§ **Written task**: Repeat each line exactly as it is written.

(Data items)
--

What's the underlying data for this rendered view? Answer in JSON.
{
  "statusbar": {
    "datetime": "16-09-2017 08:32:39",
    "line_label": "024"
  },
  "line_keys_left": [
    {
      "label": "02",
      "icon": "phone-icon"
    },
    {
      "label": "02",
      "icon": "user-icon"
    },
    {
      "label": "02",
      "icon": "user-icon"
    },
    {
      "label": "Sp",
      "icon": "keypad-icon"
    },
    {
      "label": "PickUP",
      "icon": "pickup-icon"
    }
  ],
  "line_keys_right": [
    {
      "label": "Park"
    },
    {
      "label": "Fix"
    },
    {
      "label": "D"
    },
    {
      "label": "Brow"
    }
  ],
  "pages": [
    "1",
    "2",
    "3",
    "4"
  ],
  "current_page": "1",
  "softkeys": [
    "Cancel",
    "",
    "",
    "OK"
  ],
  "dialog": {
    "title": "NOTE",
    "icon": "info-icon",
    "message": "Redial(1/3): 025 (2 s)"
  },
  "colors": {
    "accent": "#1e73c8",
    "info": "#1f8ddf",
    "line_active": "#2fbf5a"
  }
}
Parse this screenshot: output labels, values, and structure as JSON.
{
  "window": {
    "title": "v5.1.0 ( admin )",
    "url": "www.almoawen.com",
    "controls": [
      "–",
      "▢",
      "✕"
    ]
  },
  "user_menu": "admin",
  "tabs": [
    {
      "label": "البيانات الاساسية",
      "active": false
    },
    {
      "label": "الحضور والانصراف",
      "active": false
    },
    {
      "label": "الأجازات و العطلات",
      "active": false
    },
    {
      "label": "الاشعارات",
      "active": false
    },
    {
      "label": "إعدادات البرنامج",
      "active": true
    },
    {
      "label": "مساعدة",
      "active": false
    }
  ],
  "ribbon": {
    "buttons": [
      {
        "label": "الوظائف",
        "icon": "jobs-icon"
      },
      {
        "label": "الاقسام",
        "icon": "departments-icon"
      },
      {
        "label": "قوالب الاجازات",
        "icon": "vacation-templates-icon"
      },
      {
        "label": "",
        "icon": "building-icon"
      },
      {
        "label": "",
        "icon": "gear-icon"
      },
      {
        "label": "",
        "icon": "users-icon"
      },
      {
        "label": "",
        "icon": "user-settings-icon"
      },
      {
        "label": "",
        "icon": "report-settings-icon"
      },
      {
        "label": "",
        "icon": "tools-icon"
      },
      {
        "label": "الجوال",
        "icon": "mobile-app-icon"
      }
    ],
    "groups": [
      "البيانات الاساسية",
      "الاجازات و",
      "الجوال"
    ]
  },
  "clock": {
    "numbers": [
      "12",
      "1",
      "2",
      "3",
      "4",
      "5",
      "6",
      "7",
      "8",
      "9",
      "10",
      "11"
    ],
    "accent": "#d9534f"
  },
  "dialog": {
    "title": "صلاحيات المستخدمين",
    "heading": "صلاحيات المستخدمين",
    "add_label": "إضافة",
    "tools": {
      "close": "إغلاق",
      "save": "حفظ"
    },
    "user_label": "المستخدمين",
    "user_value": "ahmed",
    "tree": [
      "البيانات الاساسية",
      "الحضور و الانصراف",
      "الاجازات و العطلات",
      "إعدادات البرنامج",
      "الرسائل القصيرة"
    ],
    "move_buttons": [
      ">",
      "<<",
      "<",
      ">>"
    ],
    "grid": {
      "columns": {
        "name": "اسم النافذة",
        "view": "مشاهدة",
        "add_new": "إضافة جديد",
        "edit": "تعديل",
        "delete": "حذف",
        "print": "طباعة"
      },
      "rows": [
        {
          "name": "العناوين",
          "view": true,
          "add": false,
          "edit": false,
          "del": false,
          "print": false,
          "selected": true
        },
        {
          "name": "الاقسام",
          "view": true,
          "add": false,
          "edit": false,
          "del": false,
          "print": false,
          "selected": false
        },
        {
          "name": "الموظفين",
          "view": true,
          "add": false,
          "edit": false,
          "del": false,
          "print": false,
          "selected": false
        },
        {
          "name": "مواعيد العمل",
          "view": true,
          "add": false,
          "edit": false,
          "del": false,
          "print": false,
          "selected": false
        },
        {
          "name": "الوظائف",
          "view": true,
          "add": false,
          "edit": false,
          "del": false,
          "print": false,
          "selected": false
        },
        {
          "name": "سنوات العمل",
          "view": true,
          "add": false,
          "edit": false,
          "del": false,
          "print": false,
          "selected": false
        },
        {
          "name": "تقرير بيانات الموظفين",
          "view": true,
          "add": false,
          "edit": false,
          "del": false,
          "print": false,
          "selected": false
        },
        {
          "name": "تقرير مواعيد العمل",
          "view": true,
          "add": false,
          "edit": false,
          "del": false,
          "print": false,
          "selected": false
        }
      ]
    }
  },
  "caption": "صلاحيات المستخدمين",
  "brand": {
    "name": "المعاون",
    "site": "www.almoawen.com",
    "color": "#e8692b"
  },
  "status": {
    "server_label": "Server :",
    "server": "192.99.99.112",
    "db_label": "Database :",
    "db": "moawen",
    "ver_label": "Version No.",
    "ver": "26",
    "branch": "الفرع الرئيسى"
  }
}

--

§ **Response to this exercise**:
What's the underlying data for this rendered view? Answer in JSON.
{
  "statusbar": {
    "datetime": "16-09-2017 08:32:39",
    "line_label": "024"
  },
  "line_keys_left": [
    {
      "label": "02",
      "icon": "phone-icon"
    },
    {
      "label": "02",
      "icon": "user-icon"
    },
    {
      "label": "02",
      "icon": "user-icon"
    },
    {
      "label": "Sp",
      "icon": "keypad-icon"
    },
    {
      "label": "PickUP",
      "icon": "pickup-icon"
    }
  ],
  "line_keys_right": [
    {
      "label": "Park"
    },
    {
      "label": "Fix"
    },
    {
      "label": "D"
    },
    {
      "label": "Brow"
    }
  ],
  "pages": [
    "1",
    "2",
    "3",
    "4"
  ],
  "current_page": "1",
  "softkeys": [
    "Cancel",
    "",
    "",
    "OK"
  ],
  "dialog": {
    "title": "NOTE",
    "icon": "info-icon",
    "message": "Redial(1/3): 025 (2 s)"
  },
  "colors": {
    "accent": "#1e73c8",
    "info": "#1f8ddf",
    "line_active": "#2fbf5a"
  }
}
Parse this screenshot: output labels, values, and structure as JSON.
{
  "window": {
    "title": "v5.1.0 ( admin )",
    "url": "www.almoawen.com",
    "controls": [
      "–",
      "▢",
      "✕"
    ]
  },
  "user_menu": "admin",
  "tabs": [
    {
      "label": "البيانات الاساسية",
      "active": false
    },
    {
      "label": "الحضور والانصراف",
      "active": false
    },
    {
      "label": "الأجازات و العطلات",
      "active": false
    },
    {
      "label": "الاشعارات",
      "active": false
    },
    {
      "label": "إعدادات البرنامج",
      "active": true
    },
    {
      "label": "مساعدة",
      "active": false
    }
  ],
  "ribbon": {
    "buttons": [
      {
        "label": "الوظائف",
        "icon": "jobs-icon"
      },
      {
        "label": "الاقسام",
        "icon": "departments-icon"
      },
      {
        "label": "قوالب الاجازات",
        "icon": "vacation-templates-icon"
      },
      {
        "label": "",
        "icon": "building-icon"
      },
      {
        "label": "",
        "icon": "gear-icon"
      },
      {
        "label": "",
        "icon": "users-icon"
      },
      {
        "label": "",
        "icon": "user-settings-icon"
      },
      {
        "label": "",
        "icon": "report-settings-icon"
      },
      {
        "label": "",
        "icon": "tools-icon"
      },
      {
        "label": "الجوال",
        "icon": "mobile-app-icon"
      }
    ],
    "groups": [
      "البيانات الاساسية",
      "الاجازات و",
      "الجوال"
    ]
  },
  "clock": {
    "numbers": [
      "12",
      "1",
      "2",
      "3",
      "4",
      "5",
      "6",
      "7",
      "8",
      "9",
      "10",
      "11"
    ],
    "accent": "#d9534f"
  },
  "dialog": {
    "title": "صلاحيات المستخدمين",
    "heading": "صلاحيات المستخدمين",
    "add_label": "إضافة",
    "tools": {
      "close": "إغلاق",
      "save": "حفظ"
    },
    "user_label": "المستخدمين",
    "user_value": "ahmed",
    "tree": [
      "البيانات الاساسية",
      "الحضور و الانصراف",
      "الاجازات و العطلات",
      "إعدادات البرنامج",
      "الرسائل القصيرة"
    ],
    "move_buttons": [
      ">",
      "<<",
      "<",
      ">>"
    ],
    "grid": {
      "columns": {
        "name": "اسم النافذة",
        "view": "مشاهدة",
        "add_new": "إضافة جديد",
        "edit": "تعديل",
        "delete": "حذف",
        "print": "طباعة"
      },
      "rows": [
        {
          "name": "العناوين",
          "view": true,
          "add": false,
          "edit": false,
          "del": false,
          "print": false,
          "selected": true
        },
        {
          "name": "الاقسام",
          "view": true,
          "add": false,
          "edit": false,
          "del": false,
          "print": false,
          "selected": false
        },
        {
          "name": "الموظفين",
          "view": true,
          "add": false,
          "edit": false,
          "del": false,
          "print": false,
          "selected": false
        },
        {
          "name": "مواعيد العمل",
          "view": true,
          "add": false,
          "edit": false,
          "del": false,
          "print": false,
          "selected": false
        },
        {
          "name": "الوظائف",
          "view": true,
          "add": false,
          "edit": false,
          "del": false,
          "print": false,
          "selected": false
        },
        {
          "name": "سنوات العمل",
          "view": true,
          "add": false,
          "edit": false,
          "del": false,
          "print": false,
          "selected": false
        },
        {
          "name": "تقرير بيانات الموظفين",
          "view": true,
          "add": false,
          "edit": false,
          "del": false,
          "print": false,
          "selected": false
        },
        {
          "name": "تقرير مواعيد العمل",
          "view": true,
          "add": false,
          "edit": false,
          "del": false,
          "print": false,
          "selected": false
        }
      ]
    }
  },
  "caption": "صلاحيات المستخدمين",
  "brand": {
    "name": "المعاون",
    "site": "www.almoawen.com",
    "color": "#e8692b"
  },
  "status": {
    "server_label": "Server :",
    "server": "192.99.99.112",
    "db_label": "Database :",
    "db": "moawen",
    "ver_label": "Version No.",
    "ver": "26",
    "branch": "الفرع الرئيسى"
  }
}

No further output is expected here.